[REQUIRED WORK]
In the DRTV retail article, across how many Wal-Mart stores is TELEBrands running its half-pallet promotion for the Aluma Wallet? Please answer in a few words.

Retail Spotlight: Stack ‘Em High

1 Sep, 2011 By: Bridget McCrea Response

DRTV deepens its presence in both traditional and online retail.


Today, major retailers not only depend upon DRTV to drive sales, says Fettig, but often require commitments to substantial DRTV ad spending before they will consider stocking the item. That can pose challenges for marketers, who don’t exactly have it easy when it comes to working with retailers and vying for space on their shelves.

TELEBrands is taking part in a half-pallet promotion for its Aluma Wallet across 2,500 Wal-Mart stores this year.

The fact that retailers set their plan-o-grams and make product placement decisions every six to 12 months can stand in the way of an As Seen On TV marketer that is looking to get items on the retail shelves. Securing distribution to support a future DRTV campaign, advertising and inventory commitments must be made well in advance of the media launch, says Fettig, sometimes even prior to product manufacture.

Miss any of those points and you could wind up on a retailer’s bad side. “It’s essential that these commitments be kept in order to establish the mutual trust that will enable the partnership to grow over time,” Fettig explains. “The promised media support needs to be there to ensure that retail traffic is generated, and retail sales volume is achieved. This is easy when the DRTV campaign is a big hit, and painfully expensive when it’s not.”

[DATA LINES]
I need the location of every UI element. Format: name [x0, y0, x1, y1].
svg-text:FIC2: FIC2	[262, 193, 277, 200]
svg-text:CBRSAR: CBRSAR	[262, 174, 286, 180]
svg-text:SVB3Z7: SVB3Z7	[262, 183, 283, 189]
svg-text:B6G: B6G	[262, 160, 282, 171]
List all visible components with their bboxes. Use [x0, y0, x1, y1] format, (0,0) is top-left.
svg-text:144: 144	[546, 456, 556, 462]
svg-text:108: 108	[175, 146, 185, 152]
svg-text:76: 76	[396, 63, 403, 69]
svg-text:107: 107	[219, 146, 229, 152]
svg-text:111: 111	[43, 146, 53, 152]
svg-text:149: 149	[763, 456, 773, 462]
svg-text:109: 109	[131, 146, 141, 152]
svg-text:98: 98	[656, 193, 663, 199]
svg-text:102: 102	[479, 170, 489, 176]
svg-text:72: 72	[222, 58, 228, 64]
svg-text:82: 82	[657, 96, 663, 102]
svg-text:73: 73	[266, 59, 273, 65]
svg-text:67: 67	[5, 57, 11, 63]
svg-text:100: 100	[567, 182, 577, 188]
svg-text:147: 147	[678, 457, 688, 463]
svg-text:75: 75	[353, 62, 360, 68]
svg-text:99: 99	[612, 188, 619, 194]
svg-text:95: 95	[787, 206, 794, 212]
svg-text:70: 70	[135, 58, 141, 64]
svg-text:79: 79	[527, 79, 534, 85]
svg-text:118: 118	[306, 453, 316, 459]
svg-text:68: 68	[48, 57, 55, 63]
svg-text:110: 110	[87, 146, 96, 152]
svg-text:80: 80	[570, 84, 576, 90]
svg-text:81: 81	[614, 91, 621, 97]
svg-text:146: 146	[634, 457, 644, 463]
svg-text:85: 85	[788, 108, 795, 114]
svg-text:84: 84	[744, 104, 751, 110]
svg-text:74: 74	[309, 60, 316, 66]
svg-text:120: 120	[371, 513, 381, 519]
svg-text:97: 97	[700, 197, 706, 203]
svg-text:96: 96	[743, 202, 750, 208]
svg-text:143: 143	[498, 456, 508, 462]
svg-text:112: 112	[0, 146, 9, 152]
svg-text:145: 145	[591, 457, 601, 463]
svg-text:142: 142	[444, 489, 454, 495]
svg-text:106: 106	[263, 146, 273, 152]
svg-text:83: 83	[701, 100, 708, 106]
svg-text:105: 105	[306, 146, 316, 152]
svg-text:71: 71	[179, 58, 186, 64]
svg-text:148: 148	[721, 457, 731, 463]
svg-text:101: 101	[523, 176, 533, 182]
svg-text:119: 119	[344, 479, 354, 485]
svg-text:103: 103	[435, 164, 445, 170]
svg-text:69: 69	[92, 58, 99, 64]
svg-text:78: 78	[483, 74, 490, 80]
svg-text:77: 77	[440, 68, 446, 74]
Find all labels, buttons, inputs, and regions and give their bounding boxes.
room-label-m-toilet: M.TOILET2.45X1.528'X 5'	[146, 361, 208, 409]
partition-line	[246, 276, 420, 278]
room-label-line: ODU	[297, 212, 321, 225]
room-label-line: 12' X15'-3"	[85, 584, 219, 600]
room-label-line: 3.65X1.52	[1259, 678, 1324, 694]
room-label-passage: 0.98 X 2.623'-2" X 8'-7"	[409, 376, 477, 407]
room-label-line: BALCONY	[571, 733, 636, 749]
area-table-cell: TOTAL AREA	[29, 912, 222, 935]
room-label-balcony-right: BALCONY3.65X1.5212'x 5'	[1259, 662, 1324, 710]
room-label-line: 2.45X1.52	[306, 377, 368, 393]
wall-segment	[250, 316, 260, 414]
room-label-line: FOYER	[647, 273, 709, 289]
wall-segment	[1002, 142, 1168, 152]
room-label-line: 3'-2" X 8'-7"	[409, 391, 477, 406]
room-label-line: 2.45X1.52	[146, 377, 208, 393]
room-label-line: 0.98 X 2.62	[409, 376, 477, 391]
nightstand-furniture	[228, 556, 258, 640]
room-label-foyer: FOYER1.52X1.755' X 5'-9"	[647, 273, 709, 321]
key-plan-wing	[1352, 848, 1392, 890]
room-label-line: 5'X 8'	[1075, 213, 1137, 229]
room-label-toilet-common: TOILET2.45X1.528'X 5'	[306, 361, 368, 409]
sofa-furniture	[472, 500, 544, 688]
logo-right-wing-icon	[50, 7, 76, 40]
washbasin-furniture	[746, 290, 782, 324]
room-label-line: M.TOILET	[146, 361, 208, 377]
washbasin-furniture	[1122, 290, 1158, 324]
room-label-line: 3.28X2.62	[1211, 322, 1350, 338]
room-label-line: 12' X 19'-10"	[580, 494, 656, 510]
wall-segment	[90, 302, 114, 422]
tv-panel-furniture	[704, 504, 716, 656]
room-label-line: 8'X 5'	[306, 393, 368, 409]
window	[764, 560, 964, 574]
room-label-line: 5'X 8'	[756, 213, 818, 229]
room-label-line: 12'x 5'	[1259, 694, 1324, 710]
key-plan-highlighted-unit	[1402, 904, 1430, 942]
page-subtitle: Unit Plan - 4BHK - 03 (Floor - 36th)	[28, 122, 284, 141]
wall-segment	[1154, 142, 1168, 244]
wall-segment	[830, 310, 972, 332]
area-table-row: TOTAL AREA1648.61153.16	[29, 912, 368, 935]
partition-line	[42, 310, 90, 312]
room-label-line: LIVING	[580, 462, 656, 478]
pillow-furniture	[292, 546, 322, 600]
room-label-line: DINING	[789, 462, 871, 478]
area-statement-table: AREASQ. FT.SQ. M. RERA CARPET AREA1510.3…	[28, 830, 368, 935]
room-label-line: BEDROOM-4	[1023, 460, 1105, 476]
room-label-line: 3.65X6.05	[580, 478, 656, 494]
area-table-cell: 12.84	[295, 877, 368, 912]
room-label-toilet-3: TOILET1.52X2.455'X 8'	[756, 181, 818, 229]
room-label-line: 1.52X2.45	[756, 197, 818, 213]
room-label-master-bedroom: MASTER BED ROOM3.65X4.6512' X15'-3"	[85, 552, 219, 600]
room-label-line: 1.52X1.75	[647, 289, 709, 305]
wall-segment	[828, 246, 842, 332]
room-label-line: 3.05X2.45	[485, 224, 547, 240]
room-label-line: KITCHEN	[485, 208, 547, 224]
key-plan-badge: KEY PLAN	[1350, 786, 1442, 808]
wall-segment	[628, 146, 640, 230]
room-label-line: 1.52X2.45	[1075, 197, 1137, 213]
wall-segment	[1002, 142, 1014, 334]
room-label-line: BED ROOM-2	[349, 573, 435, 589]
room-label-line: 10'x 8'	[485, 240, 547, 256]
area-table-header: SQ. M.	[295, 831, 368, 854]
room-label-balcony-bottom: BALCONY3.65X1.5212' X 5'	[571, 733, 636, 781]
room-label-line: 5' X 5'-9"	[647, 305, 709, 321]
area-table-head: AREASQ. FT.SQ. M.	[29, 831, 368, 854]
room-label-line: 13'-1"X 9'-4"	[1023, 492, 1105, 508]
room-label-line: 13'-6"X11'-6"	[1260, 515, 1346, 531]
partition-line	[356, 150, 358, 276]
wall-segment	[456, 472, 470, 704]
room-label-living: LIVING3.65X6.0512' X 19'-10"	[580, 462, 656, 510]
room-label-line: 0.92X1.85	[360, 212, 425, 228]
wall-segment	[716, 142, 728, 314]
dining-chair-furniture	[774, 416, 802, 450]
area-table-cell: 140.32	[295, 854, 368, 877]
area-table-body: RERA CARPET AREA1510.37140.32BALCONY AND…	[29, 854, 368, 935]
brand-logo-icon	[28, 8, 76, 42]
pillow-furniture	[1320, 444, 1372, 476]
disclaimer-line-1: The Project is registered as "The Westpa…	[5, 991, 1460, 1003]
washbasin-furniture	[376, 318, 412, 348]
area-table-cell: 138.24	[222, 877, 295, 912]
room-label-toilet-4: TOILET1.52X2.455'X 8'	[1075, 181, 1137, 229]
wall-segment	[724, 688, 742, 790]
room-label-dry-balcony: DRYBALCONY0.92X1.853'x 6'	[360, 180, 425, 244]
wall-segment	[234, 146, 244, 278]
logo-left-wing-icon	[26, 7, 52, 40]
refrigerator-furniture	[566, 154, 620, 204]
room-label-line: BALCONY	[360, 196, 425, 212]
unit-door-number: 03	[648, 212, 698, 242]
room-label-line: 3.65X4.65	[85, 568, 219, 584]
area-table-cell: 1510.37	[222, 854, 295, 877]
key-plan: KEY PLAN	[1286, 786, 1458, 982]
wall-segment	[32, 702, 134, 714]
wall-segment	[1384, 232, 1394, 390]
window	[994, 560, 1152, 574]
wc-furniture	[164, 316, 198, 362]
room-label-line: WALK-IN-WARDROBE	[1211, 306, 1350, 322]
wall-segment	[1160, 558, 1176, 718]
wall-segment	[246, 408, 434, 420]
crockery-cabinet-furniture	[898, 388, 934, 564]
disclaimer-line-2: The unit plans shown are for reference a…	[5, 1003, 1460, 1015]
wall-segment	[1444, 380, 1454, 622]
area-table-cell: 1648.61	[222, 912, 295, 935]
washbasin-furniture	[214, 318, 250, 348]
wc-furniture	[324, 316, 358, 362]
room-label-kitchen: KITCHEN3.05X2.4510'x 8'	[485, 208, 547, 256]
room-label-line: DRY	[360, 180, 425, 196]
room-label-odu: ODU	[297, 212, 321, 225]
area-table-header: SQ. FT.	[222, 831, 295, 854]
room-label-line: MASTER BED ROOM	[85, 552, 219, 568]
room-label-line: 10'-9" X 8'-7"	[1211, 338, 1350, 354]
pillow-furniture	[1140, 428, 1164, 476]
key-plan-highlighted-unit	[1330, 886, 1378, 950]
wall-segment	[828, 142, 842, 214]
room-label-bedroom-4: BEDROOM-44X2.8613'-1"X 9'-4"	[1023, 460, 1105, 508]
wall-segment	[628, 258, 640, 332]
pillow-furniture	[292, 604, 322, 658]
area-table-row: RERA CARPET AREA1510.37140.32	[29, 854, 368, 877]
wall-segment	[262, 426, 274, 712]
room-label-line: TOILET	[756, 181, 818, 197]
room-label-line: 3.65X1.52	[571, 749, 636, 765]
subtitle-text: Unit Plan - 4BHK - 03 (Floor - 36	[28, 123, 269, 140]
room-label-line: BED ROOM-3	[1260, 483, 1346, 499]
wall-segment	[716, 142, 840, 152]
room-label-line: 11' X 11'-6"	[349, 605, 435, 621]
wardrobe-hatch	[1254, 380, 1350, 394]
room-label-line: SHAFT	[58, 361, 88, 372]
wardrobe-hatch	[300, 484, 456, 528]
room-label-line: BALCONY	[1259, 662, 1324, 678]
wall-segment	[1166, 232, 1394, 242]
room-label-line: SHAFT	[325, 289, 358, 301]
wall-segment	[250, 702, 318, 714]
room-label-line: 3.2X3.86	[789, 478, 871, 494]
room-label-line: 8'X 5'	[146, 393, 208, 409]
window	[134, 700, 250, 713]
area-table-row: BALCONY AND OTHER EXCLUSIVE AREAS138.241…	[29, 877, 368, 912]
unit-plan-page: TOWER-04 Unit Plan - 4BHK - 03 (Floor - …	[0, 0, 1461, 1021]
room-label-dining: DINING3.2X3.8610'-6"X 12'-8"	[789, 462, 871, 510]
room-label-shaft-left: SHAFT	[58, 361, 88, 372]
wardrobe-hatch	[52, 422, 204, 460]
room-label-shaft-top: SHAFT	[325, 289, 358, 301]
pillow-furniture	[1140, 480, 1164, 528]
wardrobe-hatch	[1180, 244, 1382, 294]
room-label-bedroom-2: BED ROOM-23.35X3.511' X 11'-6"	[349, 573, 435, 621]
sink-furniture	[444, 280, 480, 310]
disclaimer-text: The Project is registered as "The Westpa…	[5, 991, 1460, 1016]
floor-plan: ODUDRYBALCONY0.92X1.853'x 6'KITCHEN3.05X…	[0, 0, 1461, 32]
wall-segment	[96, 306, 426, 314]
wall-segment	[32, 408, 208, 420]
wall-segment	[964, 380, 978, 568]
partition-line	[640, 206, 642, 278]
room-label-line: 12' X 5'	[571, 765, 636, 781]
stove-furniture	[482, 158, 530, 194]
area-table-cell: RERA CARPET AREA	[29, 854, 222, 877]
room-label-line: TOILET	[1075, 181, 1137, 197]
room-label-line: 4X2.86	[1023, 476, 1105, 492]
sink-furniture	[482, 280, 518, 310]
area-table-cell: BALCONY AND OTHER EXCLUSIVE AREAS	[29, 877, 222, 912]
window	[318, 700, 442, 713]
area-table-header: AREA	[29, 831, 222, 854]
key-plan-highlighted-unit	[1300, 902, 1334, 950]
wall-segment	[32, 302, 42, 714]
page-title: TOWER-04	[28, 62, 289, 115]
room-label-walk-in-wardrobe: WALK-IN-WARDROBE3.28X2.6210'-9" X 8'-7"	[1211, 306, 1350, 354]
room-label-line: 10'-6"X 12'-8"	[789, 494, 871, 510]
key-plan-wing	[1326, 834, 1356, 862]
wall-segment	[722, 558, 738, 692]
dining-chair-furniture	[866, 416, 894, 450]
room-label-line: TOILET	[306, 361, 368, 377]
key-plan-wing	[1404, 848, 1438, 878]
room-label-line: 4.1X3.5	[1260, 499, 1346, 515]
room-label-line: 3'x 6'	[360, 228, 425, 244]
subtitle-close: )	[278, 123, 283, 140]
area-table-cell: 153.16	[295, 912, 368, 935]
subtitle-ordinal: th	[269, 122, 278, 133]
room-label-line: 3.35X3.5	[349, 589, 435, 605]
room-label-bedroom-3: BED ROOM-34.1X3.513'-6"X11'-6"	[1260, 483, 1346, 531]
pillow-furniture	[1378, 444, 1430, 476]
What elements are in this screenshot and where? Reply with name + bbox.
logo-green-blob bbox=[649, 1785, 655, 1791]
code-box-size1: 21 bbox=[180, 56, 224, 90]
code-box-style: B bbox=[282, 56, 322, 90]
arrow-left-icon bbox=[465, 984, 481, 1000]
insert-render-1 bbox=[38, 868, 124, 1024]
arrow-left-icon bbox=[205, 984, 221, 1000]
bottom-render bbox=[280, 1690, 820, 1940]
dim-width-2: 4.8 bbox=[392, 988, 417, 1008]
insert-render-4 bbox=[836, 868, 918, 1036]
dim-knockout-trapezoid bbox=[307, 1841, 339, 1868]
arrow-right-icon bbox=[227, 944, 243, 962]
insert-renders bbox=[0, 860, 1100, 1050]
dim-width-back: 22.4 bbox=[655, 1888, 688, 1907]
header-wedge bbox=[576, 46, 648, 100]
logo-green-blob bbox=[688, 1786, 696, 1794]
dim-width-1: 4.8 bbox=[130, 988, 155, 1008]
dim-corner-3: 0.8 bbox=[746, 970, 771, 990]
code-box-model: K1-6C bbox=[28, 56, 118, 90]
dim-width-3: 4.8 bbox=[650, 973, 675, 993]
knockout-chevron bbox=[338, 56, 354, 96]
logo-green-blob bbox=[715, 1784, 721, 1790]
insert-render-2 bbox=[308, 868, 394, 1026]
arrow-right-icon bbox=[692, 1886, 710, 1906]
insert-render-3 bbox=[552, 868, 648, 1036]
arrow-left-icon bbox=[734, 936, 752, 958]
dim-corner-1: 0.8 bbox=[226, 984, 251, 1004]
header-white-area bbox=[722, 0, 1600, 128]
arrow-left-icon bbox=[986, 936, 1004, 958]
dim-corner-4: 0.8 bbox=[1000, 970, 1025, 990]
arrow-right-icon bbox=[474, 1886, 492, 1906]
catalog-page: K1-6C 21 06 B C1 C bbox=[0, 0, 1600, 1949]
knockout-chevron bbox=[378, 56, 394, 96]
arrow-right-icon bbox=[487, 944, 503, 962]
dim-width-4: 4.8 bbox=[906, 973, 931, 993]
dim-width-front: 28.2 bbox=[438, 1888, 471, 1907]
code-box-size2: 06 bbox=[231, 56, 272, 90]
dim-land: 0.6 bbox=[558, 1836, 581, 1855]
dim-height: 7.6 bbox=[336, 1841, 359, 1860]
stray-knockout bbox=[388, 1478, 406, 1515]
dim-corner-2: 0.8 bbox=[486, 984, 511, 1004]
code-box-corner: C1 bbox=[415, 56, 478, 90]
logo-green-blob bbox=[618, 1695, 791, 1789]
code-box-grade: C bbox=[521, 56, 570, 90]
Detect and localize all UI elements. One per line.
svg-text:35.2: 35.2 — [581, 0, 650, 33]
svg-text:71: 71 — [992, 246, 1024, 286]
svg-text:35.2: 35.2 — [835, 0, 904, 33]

[TASK RESPONSE]
2,500 Wal-Mart stores.